WHAT TO PRODUCE
Scan the entries for the string "углерода" and give the number of lines that have it, nothing further.

DATA SECTION

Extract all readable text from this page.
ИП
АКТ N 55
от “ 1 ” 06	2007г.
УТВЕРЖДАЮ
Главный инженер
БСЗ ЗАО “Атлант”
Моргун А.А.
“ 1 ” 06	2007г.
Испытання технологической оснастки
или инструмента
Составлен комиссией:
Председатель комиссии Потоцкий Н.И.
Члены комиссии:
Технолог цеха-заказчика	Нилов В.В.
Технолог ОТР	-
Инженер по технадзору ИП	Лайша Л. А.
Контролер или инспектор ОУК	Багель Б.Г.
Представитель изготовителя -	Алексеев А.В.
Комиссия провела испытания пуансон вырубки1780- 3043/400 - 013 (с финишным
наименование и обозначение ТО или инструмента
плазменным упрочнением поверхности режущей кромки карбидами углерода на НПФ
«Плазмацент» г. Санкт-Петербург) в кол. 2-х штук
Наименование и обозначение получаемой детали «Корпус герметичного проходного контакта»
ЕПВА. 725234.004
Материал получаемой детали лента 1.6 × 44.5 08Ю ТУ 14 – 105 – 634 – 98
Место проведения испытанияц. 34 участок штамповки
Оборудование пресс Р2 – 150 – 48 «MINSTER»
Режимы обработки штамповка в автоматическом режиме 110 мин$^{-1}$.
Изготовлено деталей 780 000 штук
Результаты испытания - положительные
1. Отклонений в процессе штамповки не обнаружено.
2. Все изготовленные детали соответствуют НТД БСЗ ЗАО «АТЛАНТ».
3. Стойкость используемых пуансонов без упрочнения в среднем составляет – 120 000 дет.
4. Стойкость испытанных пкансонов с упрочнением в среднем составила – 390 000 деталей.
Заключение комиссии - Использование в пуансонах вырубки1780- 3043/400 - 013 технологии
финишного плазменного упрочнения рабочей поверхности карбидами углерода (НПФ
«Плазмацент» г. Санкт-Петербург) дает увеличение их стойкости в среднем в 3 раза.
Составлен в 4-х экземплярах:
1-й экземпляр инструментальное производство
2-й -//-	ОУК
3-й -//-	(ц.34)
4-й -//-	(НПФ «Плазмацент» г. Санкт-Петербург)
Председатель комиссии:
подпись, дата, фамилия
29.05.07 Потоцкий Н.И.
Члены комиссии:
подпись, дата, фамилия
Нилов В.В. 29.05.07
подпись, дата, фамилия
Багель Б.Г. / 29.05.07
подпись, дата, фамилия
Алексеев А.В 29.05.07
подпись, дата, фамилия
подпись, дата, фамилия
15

---

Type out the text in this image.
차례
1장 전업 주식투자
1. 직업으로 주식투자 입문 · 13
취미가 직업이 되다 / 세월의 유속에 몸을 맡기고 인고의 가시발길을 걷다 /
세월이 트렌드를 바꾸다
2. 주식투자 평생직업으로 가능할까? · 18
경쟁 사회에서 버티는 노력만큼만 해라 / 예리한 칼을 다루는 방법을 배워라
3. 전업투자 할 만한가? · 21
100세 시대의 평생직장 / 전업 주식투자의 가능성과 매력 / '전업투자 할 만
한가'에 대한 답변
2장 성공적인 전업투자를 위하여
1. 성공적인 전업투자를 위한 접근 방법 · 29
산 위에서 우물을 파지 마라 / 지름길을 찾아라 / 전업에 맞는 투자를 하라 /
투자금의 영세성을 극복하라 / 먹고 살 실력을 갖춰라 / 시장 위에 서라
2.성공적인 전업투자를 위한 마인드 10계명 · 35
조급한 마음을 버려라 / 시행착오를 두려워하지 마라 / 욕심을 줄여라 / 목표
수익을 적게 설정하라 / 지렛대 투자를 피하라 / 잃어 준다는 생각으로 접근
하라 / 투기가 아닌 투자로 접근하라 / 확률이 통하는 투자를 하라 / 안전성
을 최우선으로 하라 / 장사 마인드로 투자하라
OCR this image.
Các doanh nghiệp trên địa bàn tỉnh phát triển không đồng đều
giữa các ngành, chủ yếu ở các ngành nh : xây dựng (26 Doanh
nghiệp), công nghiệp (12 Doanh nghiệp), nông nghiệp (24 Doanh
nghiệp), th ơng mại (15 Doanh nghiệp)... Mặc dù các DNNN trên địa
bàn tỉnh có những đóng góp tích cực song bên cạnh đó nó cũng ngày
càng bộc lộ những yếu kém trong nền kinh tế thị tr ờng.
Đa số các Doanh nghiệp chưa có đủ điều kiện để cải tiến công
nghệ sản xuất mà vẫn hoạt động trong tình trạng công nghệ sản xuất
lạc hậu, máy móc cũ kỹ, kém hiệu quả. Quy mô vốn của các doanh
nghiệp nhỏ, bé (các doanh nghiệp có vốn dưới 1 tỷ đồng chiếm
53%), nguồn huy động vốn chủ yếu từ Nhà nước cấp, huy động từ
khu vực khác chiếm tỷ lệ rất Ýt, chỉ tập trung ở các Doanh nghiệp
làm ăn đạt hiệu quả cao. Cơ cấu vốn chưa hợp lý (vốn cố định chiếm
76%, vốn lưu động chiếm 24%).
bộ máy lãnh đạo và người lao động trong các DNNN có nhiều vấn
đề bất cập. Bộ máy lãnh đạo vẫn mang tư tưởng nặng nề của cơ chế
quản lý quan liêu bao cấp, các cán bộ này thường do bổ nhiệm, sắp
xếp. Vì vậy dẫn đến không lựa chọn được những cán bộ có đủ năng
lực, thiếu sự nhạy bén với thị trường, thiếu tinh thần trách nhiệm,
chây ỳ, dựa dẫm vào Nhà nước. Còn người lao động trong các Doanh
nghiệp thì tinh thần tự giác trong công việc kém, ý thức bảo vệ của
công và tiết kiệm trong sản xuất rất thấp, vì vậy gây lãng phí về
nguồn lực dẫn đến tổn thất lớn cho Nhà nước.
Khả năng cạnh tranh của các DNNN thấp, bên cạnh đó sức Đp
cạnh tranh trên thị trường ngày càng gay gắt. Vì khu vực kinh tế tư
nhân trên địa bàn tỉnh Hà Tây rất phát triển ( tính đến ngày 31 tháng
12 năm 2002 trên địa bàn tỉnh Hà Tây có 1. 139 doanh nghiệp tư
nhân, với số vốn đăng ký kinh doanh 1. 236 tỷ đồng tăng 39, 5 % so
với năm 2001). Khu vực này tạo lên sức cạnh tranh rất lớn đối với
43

COMPLETE RESPONSE
2